___ PROVIDED RECORDS ___

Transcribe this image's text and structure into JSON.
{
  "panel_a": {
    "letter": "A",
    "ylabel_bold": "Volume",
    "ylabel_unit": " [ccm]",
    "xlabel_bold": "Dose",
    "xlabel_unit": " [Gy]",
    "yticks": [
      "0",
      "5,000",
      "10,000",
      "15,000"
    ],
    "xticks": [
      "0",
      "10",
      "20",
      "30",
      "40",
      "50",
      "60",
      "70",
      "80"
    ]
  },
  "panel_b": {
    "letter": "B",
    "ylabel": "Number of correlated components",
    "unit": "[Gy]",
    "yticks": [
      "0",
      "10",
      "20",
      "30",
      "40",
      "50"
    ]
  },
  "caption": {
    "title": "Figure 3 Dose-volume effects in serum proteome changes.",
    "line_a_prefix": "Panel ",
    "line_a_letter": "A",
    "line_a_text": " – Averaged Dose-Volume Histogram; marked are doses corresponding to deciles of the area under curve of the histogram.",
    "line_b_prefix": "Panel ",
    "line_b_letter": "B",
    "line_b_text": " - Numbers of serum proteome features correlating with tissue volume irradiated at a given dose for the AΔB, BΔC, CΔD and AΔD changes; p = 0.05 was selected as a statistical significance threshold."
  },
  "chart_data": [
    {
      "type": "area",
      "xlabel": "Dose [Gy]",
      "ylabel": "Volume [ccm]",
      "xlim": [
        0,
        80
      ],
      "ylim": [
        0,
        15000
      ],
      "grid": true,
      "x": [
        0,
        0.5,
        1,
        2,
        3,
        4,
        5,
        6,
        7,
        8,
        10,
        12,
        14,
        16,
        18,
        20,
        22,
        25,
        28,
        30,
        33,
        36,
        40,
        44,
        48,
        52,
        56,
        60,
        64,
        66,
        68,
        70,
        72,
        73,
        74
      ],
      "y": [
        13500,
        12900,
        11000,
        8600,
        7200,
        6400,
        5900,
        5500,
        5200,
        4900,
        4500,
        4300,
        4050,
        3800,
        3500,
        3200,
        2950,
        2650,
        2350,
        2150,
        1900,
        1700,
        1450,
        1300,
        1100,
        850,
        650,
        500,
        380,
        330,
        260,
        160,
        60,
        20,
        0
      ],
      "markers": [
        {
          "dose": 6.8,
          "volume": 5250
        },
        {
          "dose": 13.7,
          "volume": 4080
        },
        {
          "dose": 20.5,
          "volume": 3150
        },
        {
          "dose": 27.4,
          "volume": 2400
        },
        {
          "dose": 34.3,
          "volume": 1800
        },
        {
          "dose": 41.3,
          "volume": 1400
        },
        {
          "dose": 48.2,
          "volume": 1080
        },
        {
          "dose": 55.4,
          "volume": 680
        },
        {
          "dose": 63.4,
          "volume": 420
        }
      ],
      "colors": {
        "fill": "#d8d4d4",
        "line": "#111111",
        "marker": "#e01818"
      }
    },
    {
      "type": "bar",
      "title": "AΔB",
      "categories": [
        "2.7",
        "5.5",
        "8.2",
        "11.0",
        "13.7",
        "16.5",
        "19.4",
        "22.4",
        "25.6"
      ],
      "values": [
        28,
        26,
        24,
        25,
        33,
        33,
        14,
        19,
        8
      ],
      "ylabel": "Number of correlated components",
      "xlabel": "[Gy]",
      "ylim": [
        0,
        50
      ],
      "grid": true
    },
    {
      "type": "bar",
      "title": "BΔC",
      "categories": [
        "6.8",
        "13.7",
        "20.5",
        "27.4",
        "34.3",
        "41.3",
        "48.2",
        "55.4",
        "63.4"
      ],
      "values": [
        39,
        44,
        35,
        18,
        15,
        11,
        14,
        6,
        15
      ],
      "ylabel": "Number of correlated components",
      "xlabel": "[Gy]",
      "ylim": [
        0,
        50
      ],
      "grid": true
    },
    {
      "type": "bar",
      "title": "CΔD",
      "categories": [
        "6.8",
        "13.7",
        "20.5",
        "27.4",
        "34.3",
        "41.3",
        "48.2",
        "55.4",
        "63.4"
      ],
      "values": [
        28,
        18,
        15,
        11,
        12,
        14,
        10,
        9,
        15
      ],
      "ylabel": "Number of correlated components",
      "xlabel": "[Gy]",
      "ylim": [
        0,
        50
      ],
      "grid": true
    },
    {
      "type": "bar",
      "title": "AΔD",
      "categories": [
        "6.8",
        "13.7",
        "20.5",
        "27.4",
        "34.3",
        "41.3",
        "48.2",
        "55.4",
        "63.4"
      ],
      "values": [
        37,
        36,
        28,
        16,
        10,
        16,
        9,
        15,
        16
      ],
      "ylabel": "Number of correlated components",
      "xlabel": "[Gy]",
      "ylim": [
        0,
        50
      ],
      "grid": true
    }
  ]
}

___

→ PROBLEM TO WORK ON:
Each line of the listing should be echoed back exactly.

→ SOLUTION:
Transcribe this image's text and structure into JSON.
{
  "panel_a": {
    "letter": "A",
    "ylabel_bold": "Volume",
    "ylabel_unit": " [ccm]",
    "xlabel_bold": "Dose",
    "xlabel_unit": " [Gy]",
    "yticks": [
      "0",
      "5,000",
      "10,000",
      "15,000"
    ],
    "xticks": [
      "0",
      "10",
      "20",
      "30",
      "40",
      "50",
      "60",
      "70",
      "80"
    ]
  },
  "panel_b": {
    "letter": "B",
    "ylabel": "Number of correlated components",
    "unit": "[Gy]",
    "yticks": [
      "0",
      "10",
      "20",
      "30",
      "40",
      "50"
    ]
  },
  "caption": {
    "title": "Figure 3 Dose-volume effects in serum proteome changes.",
    "line_a_prefix": "Panel ",
    "line_a_letter": "A",
    "line_a_text": " – Averaged Dose-Volume Histogram; marked are doses corresponding to deciles of the area under curve of the histogram.",
    "line_b_prefix": "Panel ",
    "line_b_letter": "B",
    "line_b_text": " - Numbers of serum proteome features correlating with tissue volume irradiated at a given dose for the AΔB, BΔC, CΔD and AΔD changes; p = 0.05 was selected as a statistical significance threshold."
  },
  "chart_data": [
    {
      "type": "area",
      "xlabel": "Dose [Gy]",
      "ylabel": "Volume [ccm]",
      "xlim": [
        0,
        80
      ],
      "ylim": [
        0,
        15000
      ],
      "grid": true,
      "x": [
        0,
        0.5,
        1,
        2,
        3,
        4,
        5,
        6,
        7,
        8,
        10,
        12,
        14,
        16,
        18,
        20,
        22,
        25,
        28,
        30,
        33,
        36,
        40,
        44,
        48,
        52,
        56,
        60,
        64,
        66,
        68,
        70,
        72,
        73,
        74
      ],
      "y": [
        13500,
        12900,
        11000,
        8600,
        7200,
        6400,
        5900,
        5500,
        5200,
        4900,
        4500,
        4300,
        4050,
        3800,
        3500,
        3200,
        2950,
        2650,
        2350,
        2150,
        1900,
        1700,
        1450,
        1300,
        1100,
        850,
        650,
        500,
        380,
        330,
        260,
        160,
        60,
        20,
        0
      ],
      "markers": [
        {
          "dose": 6.8,
          "volume": 5250
        },
        {
          "dose": 13.7,
          "volume": 4080
        },
        {
          "dose": 20.5,
          "volume": 3150
        },
        {
          "dose": 27.4,
          "volume": 2400
        },
        {
          "dose": 34.3,
          "volume": 1800
        },
        {
          "dose": 41.3,
          "volume": 1400
        },
        {
          "dose": 48.2,
          "volume": 1080
        },
        {
          "dose": 55.4,
          "volume": 680
        },
        {
          "dose": 63.4,
          "volume": 420
        }
      ],
      "colors": {
        "fill": "#d8d4d4",
        "line": "#111111",
        "marker": "#e01818"
      }
    },
    {
      "type": "bar",
      "title": "AΔB",
      "categories": [
        "2.7",
        "5.5",
        "8.2",
        "11.0",
        "13.7",
        "16.5",
        "19.4",
        "22.4",
        "25.6"
      ],
      "values": [
        28,
        26,
        24,
        25,
        33,
        33,
        14,
        19,
        8
      ],
      "ylabel": "Number of correlated components",
      "xlabel": "[Gy]",
      "ylim": [
        0,
        50
      ],
      "grid": true
    },
    {
      "type": "bar",
      "title": "BΔC",
      "categories": [
        "6.8",
        "13.7",
        "20.5",
        "27.4",
        "34.3",
        "41.3",
        "48.2",
        "55.4",
        "63.4"
      ],
      "values": [
        39,
        44,
        35,
        18,
        15,
        11,
        14,
        6,
        15
      ],
      "ylabel": "Number of correlated components",
      "xlabel": "[Gy]",
      "ylim": [
        0,
        50
      ],
      "grid": true
    },
    {
      "type": "bar",
      "title": "CΔD",
      "categories": [
        "6.8",
        "13.7",
        "20.5",
        "27.4",
        "34.3",
        "41.3",
        "48.2",
        "55.4",
        "63.4"
      ],
      "values": [
        28,
        18,
        15,
        11,
        12,
        14,
        10,
        9,
        15
      ],
      "ylabel": "Number of correlated components",
      "xlabel": "[Gy]",
      "ylim": [
        0,
        50
      ],
      "grid": true
    },
    {
      "type": "bar",
      "title": "AΔD",
      "categories": [
        "6.8",
        "13.7",
        "20.5",
        "27.4",
        "34.3",
        "41.3",
        "48.2",
        "55.4",
        "63.4"
      ],
      "values": [
        37,
        36,
        28,
        16,
        10,
        16,
        9,
        15,
        16
      ],
      "ylabel": "Number of correlated components",
      "xlabel": "[Gy]",
      "ylim": [
        0,
        50
      ],
      "grid": true
    }
  ]
}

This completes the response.